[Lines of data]
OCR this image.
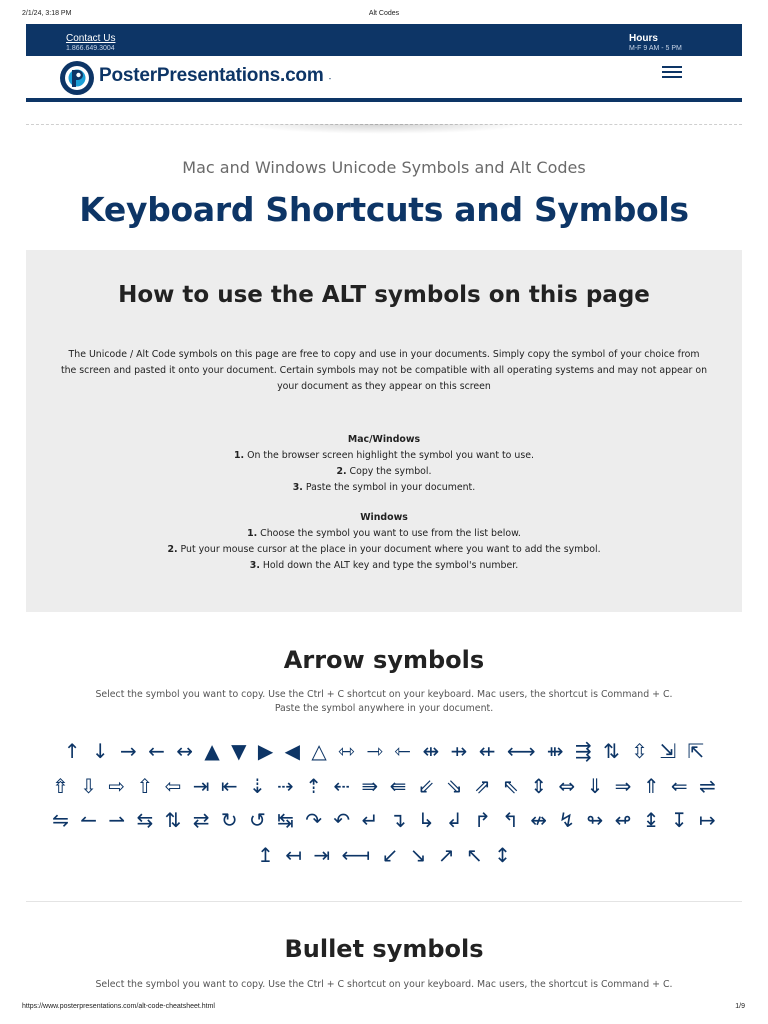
2/1/24, 3:18 PM	Alt Codes
Contact Us
1.866.649.3004
Hours
M-F 9 AM - 5 PM
PosterPresentations.com -
Mac and Windows Unicode Symbols and Alt Codes
Keyboard Shortcuts and Symbols
How to use the ALT symbols on this page
The Unicode / Alt Code symbols on this page are free to copy and use in your documents. Simply copy the symbol of your choice from
the screen and pasted it onto your document. Certain symbols may not be compatible with all operating systems and may not appear on
your document as they appear on this screen
Mac/Windows
1. On the browser screen highlight the symbol you want to use.
2. Copy the symbol.
3. Paste the symbol in your document.
Windows
1. Choose the symbol you want to use from the list below.
2. Put your mouse cursor at the place in your document where you want to add the symbol.
3. Hold down the ALT key and type the symbol's number.
Arrow symbols
Select the symbol you want to copy. Use the Ctrl + C shortcut on your keyboard. Mac users, the shortcut is Command + C.
Paste the symbol anywhere in your document.
↑ ↓ → ← ↔ ▲ ▼ ▶ ◀ △ ⇿ ⇾ ⇽ ⇹ ⇸ ⇷ ⟷ ⇻ ⇶ ⇅ ⇳ ⇲ ⇱ ⇮ ⇩ ⇨ ⇧ ⇦ ⇥ ⇤ ⇣ ⇢ ⇡ ⇠ ⇛ ⇚ ⇙ ⇘ ⇗ ⇖ ⇕ ⇔ ⇓ ⇒ ⇑ ⇐ ⇌ ⇋ ↼ ⇀ ⇆ ⇅ ⇄ ↻ ↺ ↹ ↷ ↶ ↵ ↴ ↳ ↲ ↱ ↰ ↮ ↯ ↬ ↫ ↨ ↧ ↦ ↥ ↤ ⇥ ⟻ ↙ ↘ ↗ ↖ ↕
Bullet symbols
Select the symbol you want to copy. Use the Ctrl + C shortcut on your keyboard. Mac users, the shortcut is Command + C.
https://www.posterpresentations.com/alt-code-cheatsheet.html	1/9
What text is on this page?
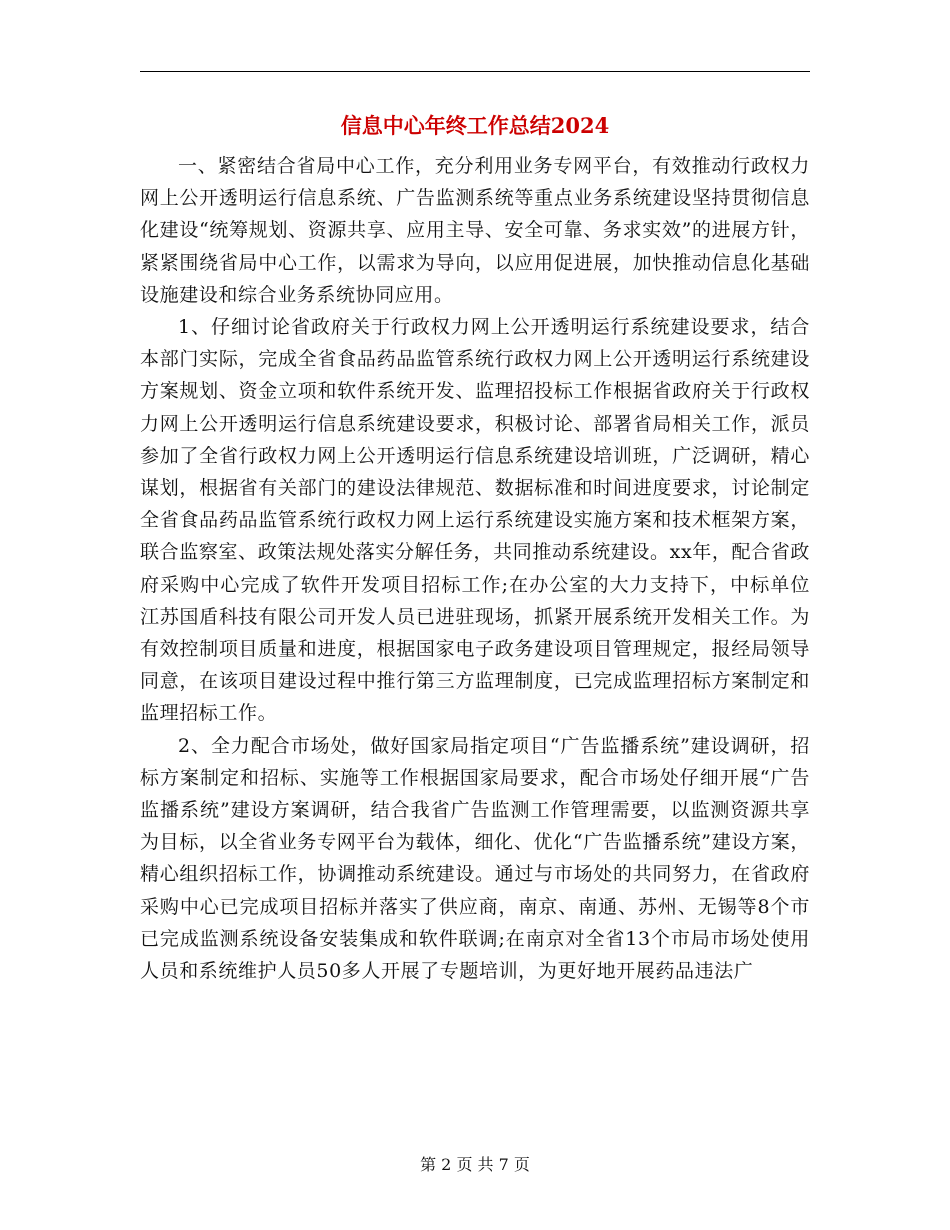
信息中心年终工作总结2024

一、紧密结合省局中心工作，充分利用业务专网平台，有效推动行政权力网上公开透明运行信息系统、广告监测系统等重点业务系统建设坚持贯彻信息化建设“统筹规划、资源共享、应用主导、安全可靠、务求实效”的进展方针，紧紧围绕省局中心工作，以需求为导向，以应用促进展，加快推动信息化基础设施建设和综合业务系统协同应用。

1、仔细讨论省政府关于行政权力网上公开透明运行系统建设要求，结合本部门实际，完成全省食品药品监管系统行政权力网上公开透明运行系统建设方案规划、资金立项和软件系统开发、监理招投标工作根据省政府关于行政权力网上公开透明运行信息系统建设要求，积极讨论、部署省局相关工作，派员参加了全省行政权力网上公开透明运行信息系统建设培训班，广泛调研，精心谋划，根据省有关部门的建设法律规范、数据标准和时间进度要求，讨论制定全省食品药品监管系统行政权力网上运行系统建设实施方案和技术框架方案，联合监察室、政策法规处落实分解任务，共同推动系统建设。xx年，配合省政府采购中心完成了软件开发项目招标工作;在办公室的大力支持下，中标单位江苏国盾科技有限公司开发人员已进驻现场，抓紧开展系统开发相关工作。为有效控制项目质量和进度，根据国家电子政务建设项目管理规定，报经局领导同意，在该项目建设过程中推行第三方监理制度，已完成监理招标方案制定和监理招标工作。

2、全力配合市场处，做好国家局指定项目“广告监播系统”建设调研，招标方案制定和招标、实施等工作根据国家局要求，配合市场处仔细开展“广告监播系统”建设方案调研，结合我省广告监测工作管理需要，以监测资源共享为目标，以全省业务专网平台为载体，细化、优化“广告监播系统”建设方案，精心组织招标工作，协调推动系统建设。通过与市场处的共同努力，在省政府采购中心已完成项目招标并落实了供应商，南京、南通、苏州、无锡等8个市已完成监测系统设备安装集成和软件联调;在南京对全省13个市局市场处使用人员和系统维护人员50多人开展了专题培训，为更好地开展药品违法广

第 2 页 共 7 页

▶ Aim of the exercise: Extract precisely the lines beginning at the line containing "What text is on this page?" and ending at the last line of the entries above, exactly as written and with no pictures.

▶ Task result:
What text is on this page?
信息中心年终工作总结2024

一、紧密结合省局中心工作，充分利用业务专网平台，有效推动行政权力网上公开透明运行信息系统、广告监测系统等重点业务系统建设坚持贯彻信息化建设“统筹规划、资源共享、应用主导、安全可靠、务求实效”的进展方针，紧紧围绕省局中心工作，以需求为导向，以应用促进展，加快推动信息化基础设施建设和综合业务系统协同应用。

1、仔细讨论省政府关于行政权力网上公开透明运行系统建设要求，结合本部门实际，完成全省食品药品监管系统行政权力网上公开透明运行系统建设方案规划、资金立项和软件系统开发、监理招投标工作根据省政府关于行政权力网上公开透明运行信息系统建设要求，积极讨论、部署省局相关工作，派员参加了全省行政权力网上公开透明运行信息系统建设培训班，广泛调研，精心谋划，根据省有关部门的建设法律规范、数据标准和时间进度要求，讨论制定全省食品药品监管系统行政权力网上运行系统建设实施方案和技术框架方案，联合监察室、政策法规处落实分解任务，共同推动系统建设。xx年，配合省政府采购中心完成了软件开发项目招标工作;在办公室的大力支持下，中标单位江苏国盾科技有限公司开发人员已进驻现场，抓紧开展系统开发相关工作。为有效控制项目质量和进度，根据国家电子政务建设项目管理规定，报经局领导同意，在该项目建设过程中推行第三方监理制度，已完成监理招标方案制定和监理招标工作。

2、全力配合市场处，做好国家局指定项目“广告监播系统”建设调研，招标方案制定和招标、实施等工作根据国家局要求，配合市场处仔细开展“广告监播系统”建设方案调研，结合我省广告监测工作管理需要，以监测资源共享为目标，以全省业务专网平台为载体，细化、优化“广告监播系统”建设方案，精心组织招标工作，协调推动系统建设。通过与市场处的共同努力，在省政府采购中心已完成项目招标并落实了供应商，南京、南通、苏州、无锡等8个市已完成监测系统设备安装集成和软件联调;在南京对全省13个市局市场处使用人员和系统维护人员50多人开展了专题培训，为更好地开展药品违法广

第 2 页 共 7 页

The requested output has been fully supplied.